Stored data
──────

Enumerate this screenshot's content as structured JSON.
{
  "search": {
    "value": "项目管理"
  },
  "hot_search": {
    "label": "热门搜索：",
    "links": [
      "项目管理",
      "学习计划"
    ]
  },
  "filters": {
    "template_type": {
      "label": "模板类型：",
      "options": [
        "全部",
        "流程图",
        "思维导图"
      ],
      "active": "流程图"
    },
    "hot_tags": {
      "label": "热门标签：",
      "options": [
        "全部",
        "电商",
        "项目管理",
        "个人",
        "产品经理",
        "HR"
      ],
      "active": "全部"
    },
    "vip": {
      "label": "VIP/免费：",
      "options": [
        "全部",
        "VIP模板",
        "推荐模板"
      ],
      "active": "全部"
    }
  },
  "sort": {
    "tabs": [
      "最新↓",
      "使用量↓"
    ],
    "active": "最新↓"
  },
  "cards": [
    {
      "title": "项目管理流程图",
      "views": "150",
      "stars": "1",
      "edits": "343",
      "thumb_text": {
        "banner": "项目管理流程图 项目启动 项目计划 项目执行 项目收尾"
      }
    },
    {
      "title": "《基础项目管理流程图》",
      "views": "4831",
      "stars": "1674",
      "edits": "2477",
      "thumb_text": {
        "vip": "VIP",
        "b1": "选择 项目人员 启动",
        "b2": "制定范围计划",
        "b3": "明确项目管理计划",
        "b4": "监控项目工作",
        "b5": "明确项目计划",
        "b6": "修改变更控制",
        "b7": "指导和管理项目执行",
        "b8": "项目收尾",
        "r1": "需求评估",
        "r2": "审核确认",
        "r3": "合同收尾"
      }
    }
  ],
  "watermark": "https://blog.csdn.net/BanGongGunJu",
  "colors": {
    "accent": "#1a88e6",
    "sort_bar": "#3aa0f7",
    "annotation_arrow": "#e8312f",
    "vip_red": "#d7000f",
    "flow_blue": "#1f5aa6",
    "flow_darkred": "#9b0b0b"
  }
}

──────

▶ _Challenge_: Please set down the whole listing above without altering a single line.

▶ _Completed exercise_:
Enumerate this screenshot's content as structured JSON.
{
  "search": {
    "value": "项目管理"
  },
  "hot_search": {
    "label": "热门搜索：",
    "links": [
      "项目管理",
      "学习计划"
    ]
  },
  "filters": {
    "template_type": {
      "label": "模板类型：",
      "options": [
        "全部",
        "流程图",
        "思维导图"
      ],
      "active": "流程图"
    },
    "hot_tags": {
      "label": "热门标签：",
      "options": [
        "全部",
        "电商",
        "项目管理",
        "个人",
        "产品经理",
        "HR"
      ],
      "active": "全部"
    },
    "vip": {
      "label": "VIP/免费：",
      "options": [
        "全部",
        "VIP模板",
        "推荐模板"
      ],
      "active": "全部"
    }
  },
  "sort": {
    "tabs": [
      "最新↓",
      "使用量↓"
    ],
    "active": "最新↓"
  },
  "cards": [
    {
      "title": "项目管理流程图",
      "views": "150",
      "stars": "1",
      "edits": "343",
      "thumb_text": {
        "banner": "项目管理流程图 项目启动 项目计划 项目执行 项目收尾"
      }
    },
    {
      "title": "《基础项目管理流程图》",
      "views": "4831",
      "stars": "1674",
      "edits": "2477",
      "thumb_text": {
        "vip": "VIP",
        "b1": "选择 项目人员 启动",
        "b2": "制定范围计划",
        "b3": "明确项目管理计划",
        "b4": "监控项目工作",
        "b5": "明确项目计划",
        "b6": "修改变更控制",
        "b7": "指导和管理项目执行",
        "b8": "项目收尾",
        "r1": "需求评估",
        "r2": "审核确认",
        "r3": "合同收尾"
      }
    }
  ],
  "watermark": "https://blog.csdn.net/BanGongGunJu",
  "colors": {
    "accent": "#1a88e6",
    "sort_bar": "#3aa0f7",
    "annotation_arrow": "#e8312f",
    "vip_red": "#d7000f",
    "flow_blue": "#1f5aa6",
    "flow_darkred": "#9b0b0b"
  }
}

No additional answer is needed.